:: Part of a data file ::
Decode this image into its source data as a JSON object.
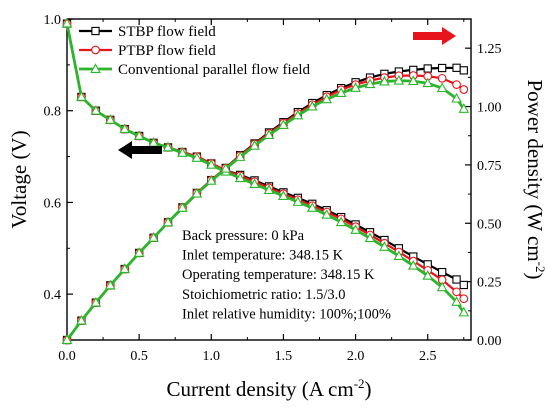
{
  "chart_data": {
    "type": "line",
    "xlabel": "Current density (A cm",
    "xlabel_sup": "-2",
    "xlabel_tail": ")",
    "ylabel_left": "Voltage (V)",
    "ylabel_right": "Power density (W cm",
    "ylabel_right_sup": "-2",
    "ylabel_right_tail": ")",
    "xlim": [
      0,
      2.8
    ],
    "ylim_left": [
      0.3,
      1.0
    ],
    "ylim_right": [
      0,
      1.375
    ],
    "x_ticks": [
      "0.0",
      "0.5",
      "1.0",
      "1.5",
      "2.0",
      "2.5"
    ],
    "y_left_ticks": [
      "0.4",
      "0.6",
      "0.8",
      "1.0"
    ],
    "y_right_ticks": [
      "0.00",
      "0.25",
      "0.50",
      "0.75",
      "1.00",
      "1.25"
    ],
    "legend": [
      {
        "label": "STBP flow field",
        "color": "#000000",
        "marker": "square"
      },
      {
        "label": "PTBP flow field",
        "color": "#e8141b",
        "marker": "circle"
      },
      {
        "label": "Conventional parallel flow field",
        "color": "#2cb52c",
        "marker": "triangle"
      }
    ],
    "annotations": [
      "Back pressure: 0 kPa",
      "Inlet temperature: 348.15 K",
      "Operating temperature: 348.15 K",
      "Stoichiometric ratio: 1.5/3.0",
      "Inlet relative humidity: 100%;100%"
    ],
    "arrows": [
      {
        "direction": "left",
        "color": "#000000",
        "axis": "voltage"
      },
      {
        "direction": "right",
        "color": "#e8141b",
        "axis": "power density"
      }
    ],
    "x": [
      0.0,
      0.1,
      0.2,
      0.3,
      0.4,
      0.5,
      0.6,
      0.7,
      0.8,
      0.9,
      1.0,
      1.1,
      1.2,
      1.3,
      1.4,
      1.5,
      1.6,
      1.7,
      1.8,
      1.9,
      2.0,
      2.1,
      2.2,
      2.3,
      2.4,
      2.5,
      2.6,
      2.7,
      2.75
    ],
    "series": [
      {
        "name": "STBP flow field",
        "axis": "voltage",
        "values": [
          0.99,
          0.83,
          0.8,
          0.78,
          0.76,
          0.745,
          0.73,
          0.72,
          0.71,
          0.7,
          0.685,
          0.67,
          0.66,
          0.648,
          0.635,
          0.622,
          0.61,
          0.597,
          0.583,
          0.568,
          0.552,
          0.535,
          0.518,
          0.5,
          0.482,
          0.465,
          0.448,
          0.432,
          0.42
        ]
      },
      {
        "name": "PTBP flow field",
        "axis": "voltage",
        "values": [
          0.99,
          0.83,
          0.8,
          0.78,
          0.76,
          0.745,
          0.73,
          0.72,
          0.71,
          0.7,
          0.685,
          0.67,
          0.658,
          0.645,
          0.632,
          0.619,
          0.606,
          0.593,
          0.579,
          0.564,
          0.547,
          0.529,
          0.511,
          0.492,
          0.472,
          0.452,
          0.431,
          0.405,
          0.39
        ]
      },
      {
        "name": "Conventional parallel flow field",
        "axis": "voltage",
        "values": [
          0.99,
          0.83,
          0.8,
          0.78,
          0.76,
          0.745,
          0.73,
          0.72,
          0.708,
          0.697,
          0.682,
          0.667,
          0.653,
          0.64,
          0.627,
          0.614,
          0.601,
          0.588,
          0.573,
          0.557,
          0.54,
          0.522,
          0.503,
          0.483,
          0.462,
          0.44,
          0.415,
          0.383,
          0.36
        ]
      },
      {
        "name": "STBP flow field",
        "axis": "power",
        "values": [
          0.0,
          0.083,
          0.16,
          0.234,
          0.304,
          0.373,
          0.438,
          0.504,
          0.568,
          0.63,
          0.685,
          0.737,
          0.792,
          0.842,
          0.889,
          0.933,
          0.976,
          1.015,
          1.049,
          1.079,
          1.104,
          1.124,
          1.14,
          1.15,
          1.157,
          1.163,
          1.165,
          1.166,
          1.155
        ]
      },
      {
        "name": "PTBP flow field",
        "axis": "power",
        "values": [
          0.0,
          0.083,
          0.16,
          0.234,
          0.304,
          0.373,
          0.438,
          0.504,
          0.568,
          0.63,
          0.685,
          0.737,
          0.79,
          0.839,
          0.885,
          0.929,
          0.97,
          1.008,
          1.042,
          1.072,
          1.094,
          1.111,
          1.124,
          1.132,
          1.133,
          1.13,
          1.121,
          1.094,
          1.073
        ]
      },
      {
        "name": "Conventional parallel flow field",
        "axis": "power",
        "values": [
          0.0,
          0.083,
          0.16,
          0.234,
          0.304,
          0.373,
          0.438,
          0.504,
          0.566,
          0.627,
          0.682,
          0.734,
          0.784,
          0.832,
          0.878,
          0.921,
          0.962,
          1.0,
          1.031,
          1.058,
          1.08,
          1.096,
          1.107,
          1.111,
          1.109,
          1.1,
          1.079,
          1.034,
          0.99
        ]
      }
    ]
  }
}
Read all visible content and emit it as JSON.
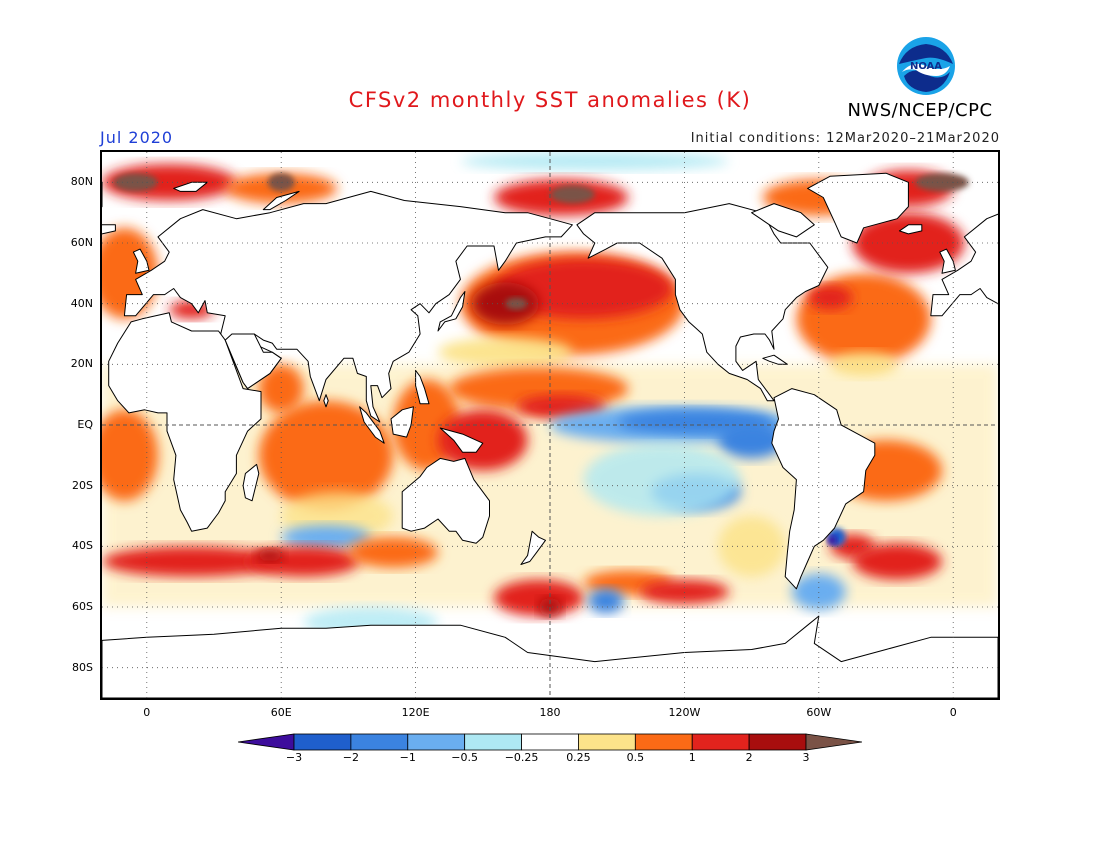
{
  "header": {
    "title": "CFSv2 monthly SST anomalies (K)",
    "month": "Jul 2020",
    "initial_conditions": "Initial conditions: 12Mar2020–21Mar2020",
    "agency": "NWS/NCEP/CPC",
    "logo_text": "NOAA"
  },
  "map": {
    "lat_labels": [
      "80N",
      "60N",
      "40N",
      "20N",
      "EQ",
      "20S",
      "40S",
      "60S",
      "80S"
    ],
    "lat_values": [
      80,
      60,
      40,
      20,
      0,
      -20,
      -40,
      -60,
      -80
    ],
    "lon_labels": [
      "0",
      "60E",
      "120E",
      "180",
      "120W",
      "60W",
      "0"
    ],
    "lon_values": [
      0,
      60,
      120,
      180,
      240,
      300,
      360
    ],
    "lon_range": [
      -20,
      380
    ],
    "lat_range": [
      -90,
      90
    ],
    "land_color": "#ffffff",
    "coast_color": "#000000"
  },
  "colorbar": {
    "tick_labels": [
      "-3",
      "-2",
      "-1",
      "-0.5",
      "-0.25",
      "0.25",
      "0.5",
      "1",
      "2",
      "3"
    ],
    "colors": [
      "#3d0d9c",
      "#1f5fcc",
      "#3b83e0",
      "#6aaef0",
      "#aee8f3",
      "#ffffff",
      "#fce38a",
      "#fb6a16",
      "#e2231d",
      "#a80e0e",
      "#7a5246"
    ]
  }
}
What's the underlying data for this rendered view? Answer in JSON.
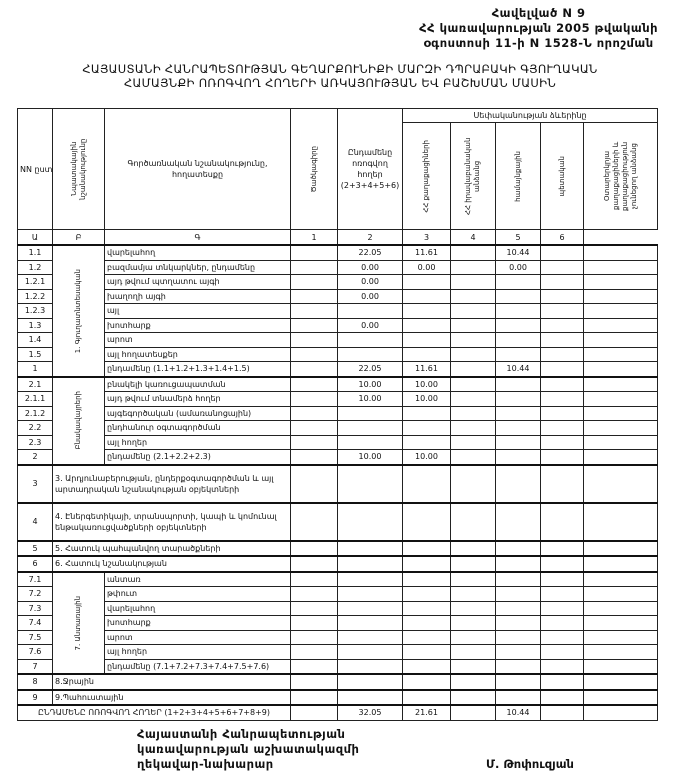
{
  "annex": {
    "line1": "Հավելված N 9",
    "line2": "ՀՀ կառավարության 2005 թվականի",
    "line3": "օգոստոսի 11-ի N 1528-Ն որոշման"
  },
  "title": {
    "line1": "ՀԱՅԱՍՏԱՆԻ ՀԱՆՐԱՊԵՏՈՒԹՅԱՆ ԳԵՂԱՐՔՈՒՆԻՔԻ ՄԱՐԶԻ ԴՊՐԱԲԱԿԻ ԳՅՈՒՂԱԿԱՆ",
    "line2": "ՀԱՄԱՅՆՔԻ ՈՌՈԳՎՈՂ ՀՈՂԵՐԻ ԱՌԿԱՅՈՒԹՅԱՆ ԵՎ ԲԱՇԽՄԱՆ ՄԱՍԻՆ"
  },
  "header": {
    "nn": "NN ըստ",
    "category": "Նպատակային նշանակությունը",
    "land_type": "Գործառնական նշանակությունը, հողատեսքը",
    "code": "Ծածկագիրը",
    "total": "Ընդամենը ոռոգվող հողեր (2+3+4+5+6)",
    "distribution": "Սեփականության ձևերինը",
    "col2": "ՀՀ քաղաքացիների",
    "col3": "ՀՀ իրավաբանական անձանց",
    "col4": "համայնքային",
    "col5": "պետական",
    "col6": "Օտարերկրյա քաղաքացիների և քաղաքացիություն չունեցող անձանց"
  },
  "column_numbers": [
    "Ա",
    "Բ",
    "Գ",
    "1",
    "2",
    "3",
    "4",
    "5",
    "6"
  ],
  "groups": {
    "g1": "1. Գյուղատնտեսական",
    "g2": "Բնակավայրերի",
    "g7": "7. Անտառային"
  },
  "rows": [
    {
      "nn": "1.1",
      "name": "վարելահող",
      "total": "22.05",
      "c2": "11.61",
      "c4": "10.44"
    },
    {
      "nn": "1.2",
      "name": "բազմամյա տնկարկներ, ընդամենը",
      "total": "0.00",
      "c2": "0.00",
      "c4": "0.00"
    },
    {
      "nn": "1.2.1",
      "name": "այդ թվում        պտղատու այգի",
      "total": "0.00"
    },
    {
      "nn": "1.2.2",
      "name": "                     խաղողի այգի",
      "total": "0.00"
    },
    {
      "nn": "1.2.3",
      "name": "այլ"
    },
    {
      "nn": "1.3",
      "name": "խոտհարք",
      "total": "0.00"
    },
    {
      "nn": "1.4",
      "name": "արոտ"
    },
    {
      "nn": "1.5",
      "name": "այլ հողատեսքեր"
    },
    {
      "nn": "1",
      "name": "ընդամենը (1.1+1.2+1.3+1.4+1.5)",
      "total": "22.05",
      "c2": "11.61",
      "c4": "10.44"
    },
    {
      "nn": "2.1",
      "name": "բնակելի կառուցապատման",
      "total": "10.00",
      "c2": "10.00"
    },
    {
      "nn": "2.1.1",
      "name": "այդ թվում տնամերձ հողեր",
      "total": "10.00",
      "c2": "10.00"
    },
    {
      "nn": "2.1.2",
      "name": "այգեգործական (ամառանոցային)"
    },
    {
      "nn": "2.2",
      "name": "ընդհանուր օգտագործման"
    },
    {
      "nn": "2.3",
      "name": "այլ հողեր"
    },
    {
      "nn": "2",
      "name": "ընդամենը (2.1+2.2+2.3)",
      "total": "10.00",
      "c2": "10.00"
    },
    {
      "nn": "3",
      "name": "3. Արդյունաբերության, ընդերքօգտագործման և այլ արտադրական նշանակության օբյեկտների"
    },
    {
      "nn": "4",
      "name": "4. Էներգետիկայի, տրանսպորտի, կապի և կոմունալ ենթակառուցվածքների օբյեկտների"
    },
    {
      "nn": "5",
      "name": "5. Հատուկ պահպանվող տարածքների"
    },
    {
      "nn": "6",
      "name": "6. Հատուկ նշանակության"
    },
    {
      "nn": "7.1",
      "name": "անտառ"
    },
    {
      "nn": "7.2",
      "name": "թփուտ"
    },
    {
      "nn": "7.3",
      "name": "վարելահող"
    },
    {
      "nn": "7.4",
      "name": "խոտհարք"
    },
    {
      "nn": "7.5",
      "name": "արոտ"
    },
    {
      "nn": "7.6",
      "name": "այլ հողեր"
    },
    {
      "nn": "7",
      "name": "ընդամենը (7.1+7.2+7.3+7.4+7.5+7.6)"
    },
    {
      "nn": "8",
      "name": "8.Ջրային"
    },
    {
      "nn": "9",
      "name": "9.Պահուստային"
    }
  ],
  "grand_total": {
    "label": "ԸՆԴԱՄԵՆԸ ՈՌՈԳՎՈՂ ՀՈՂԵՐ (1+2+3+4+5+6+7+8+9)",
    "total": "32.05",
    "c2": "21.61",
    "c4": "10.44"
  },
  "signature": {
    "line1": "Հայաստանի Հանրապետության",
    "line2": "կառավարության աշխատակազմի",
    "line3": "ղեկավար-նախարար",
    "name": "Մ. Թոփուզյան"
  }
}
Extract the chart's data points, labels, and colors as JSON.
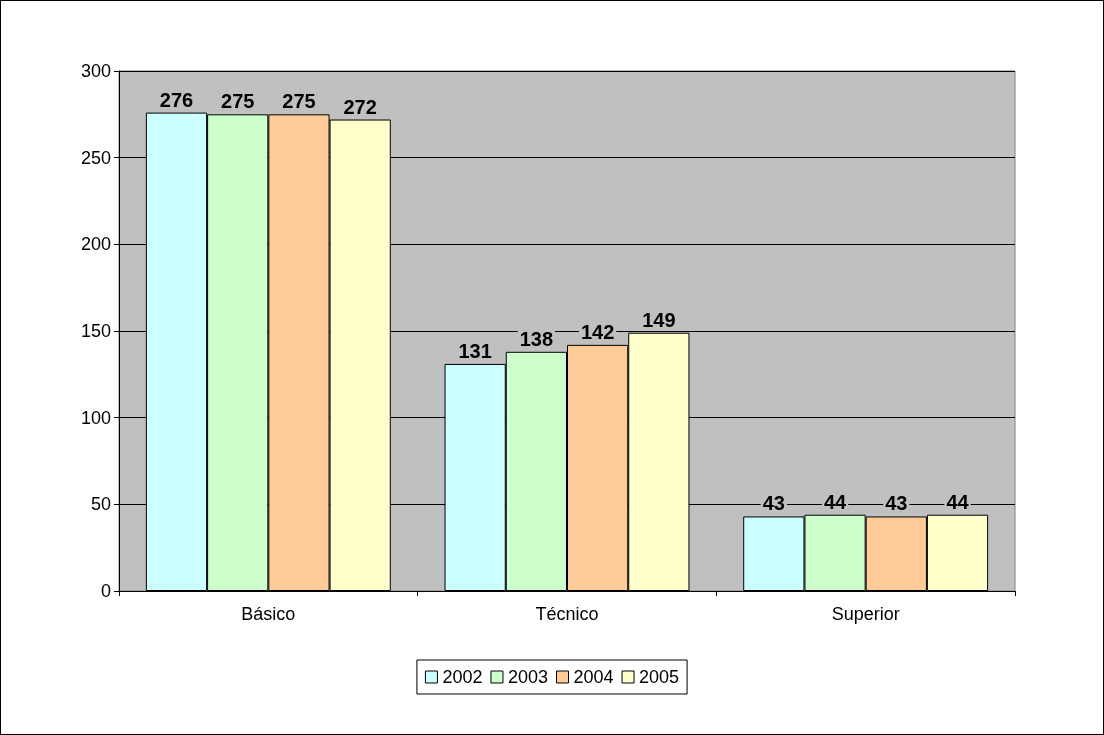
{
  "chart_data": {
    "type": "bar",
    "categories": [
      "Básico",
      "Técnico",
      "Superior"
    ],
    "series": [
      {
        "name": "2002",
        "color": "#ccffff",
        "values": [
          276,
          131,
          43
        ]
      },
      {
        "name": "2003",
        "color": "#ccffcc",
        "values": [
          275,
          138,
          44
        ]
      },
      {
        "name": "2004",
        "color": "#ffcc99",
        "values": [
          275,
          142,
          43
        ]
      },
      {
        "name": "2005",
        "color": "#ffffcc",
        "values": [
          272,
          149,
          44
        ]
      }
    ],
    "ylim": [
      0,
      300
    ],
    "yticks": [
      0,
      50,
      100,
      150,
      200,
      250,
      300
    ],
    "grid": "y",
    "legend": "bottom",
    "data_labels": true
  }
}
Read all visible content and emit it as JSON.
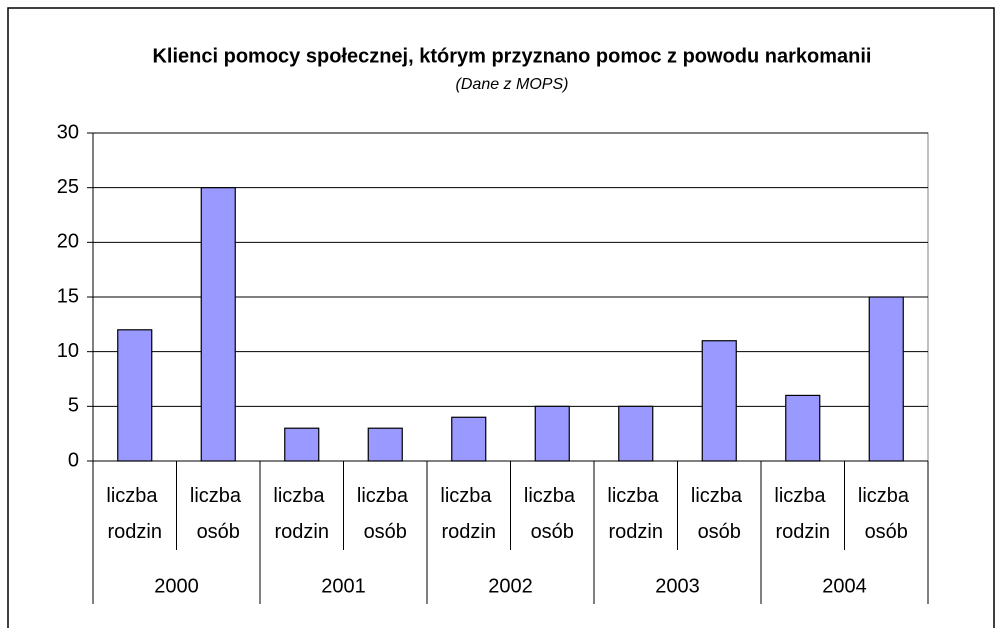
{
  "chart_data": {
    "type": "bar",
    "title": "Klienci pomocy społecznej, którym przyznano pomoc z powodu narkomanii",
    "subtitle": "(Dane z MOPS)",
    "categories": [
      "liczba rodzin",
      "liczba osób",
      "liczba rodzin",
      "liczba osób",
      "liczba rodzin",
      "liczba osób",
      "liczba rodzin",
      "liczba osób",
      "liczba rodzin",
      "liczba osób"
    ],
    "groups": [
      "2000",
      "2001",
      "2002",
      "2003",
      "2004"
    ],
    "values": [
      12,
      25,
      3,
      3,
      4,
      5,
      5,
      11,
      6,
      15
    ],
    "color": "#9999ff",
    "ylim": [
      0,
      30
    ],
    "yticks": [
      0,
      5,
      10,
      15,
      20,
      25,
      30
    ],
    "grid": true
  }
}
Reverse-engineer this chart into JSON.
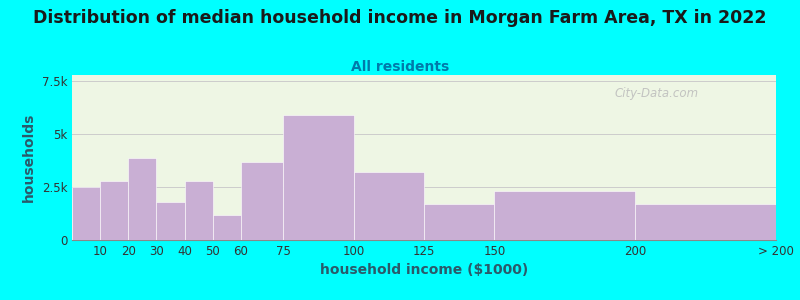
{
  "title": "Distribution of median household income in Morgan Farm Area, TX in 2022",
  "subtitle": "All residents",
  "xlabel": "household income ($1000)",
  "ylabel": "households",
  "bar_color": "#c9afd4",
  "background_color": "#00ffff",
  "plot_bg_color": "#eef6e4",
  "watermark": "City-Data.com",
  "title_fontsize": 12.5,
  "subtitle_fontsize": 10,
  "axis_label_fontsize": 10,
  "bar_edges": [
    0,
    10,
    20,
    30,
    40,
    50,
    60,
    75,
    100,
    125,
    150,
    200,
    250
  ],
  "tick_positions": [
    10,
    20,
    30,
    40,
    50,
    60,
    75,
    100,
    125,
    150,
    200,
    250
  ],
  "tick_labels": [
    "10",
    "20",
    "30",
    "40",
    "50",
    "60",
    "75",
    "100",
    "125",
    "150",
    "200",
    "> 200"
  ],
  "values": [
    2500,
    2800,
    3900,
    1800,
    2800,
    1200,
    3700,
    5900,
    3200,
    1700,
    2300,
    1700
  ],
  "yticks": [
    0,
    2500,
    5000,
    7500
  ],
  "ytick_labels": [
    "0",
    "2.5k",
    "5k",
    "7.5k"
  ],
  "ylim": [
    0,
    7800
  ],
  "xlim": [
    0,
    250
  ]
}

:: What is asked ::
Beginning with the line that holds "Reverse-engineer this chart into JSON." and ending with the last line of the material above, extract every line exactly, pictures excluded.

:: Finished task ::
Reverse-engineer this chart into JSON.
{
  "title": "Distribution of median household income in Morgan Farm Area, TX in 2022",
  "subtitle": "All residents",
  "xlabel": "household income ($1000)",
  "ylabel": "households",
  "bar_color": "#c9afd4",
  "background_color": "#00ffff",
  "plot_bg_color": "#eef6e4",
  "watermark": "City-Data.com",
  "title_fontsize": 12.5,
  "subtitle_fontsize": 10,
  "axis_label_fontsize": 10,
  "bar_edges": [
    0,
    10,
    20,
    30,
    40,
    50,
    60,
    75,
    100,
    125,
    150,
    200,
    250
  ],
  "tick_positions": [
    10,
    20,
    30,
    40,
    50,
    60,
    75,
    100,
    125,
    150,
    200,
    250
  ],
  "tick_labels": [
    "10",
    "20",
    "30",
    "40",
    "50",
    "60",
    "75",
    "100",
    "125",
    "150",
    "200",
    "> 200"
  ],
  "values": [
    2500,
    2800,
    3900,
    1800,
    2800,
    1200,
    3700,
    5900,
    3200,
    1700,
    2300,
    1700
  ],
  "yticks": [
    0,
    2500,
    5000,
    7500
  ],
  "ytick_labels": [
    "0",
    "2.5k",
    "5k",
    "7.5k"
  ],
  "ylim": [
    0,
    7800
  ],
  "xlim": [
    0,
    250
  ]
}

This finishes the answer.